═══ Supplied data ═══

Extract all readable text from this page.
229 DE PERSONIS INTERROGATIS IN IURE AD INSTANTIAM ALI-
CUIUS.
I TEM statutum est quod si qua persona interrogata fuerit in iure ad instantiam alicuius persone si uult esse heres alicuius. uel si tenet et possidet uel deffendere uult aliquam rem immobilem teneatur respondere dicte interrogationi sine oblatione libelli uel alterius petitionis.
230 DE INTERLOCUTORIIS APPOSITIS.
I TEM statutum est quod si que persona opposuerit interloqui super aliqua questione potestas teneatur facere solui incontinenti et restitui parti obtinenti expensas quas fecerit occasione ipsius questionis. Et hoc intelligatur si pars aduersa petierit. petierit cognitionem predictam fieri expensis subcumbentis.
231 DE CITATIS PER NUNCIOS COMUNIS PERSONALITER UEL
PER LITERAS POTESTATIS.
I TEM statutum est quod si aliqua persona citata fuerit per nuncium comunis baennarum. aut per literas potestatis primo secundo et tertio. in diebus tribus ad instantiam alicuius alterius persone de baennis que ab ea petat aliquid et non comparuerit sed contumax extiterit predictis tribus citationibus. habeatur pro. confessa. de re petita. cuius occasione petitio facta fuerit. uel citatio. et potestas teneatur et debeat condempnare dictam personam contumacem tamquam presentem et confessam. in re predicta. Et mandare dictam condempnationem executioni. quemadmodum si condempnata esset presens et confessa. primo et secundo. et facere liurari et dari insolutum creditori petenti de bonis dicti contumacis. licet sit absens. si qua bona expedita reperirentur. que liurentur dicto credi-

═══

Your task: Every record above needs to be repeated word for word.

The answer:
Extract all readable text from this page.
229 DE PERSONIS INTERROGATIS IN IURE AD INSTANTIAM ALI-
CUIUS.
I TEM statutum est quod si qua persona interrogata fuerit in iure ad instantiam alicuius persone si uult esse heres alicuius. uel si tenet et possidet uel deffendere uult aliquam rem immobilem teneatur respondere dicte interrogationi sine oblatione libelli uel alterius petitionis.
230 DE INTERLOCUTORIIS APPOSITIS.
I TEM statutum est quod si que persona opposuerit interloqui super aliqua questione potestas teneatur facere solui incontinenti et restitui parti obtinenti expensas quas fecerit occasione ipsius questionis. Et hoc intelligatur si pars aduersa petierit. petierit cognitionem predictam fieri expensis subcumbentis.
231 DE CITATIS PER NUNCIOS COMUNIS PERSONALITER UEL
PER LITERAS POTESTATIS.
I TEM statutum est quod si aliqua persona citata fuerit per nuncium comunis baennarum. aut per literas potestatis primo secundo et tertio. in diebus tribus ad instantiam alicuius alterius persone de baennis que ab ea petat aliquid et non comparuerit sed contumax extiterit predictis tribus citationibus. habeatur pro. confessa. de re petita. cuius occasione petitio facta fuerit. uel citatio. et potestas teneatur et debeat condempnare dictam personam contumacem tamquam presentem et confessam. in re predicta. Et mandare dictam condempnationem executioni. quemadmodum si condempnata esset presens et confessa. primo et secundo. et facere liurari et dari insolutum creditori petenti de bonis dicti contumacis. licet sit absens. si qua bona expedita reperirentur. que liurentur dicto credi-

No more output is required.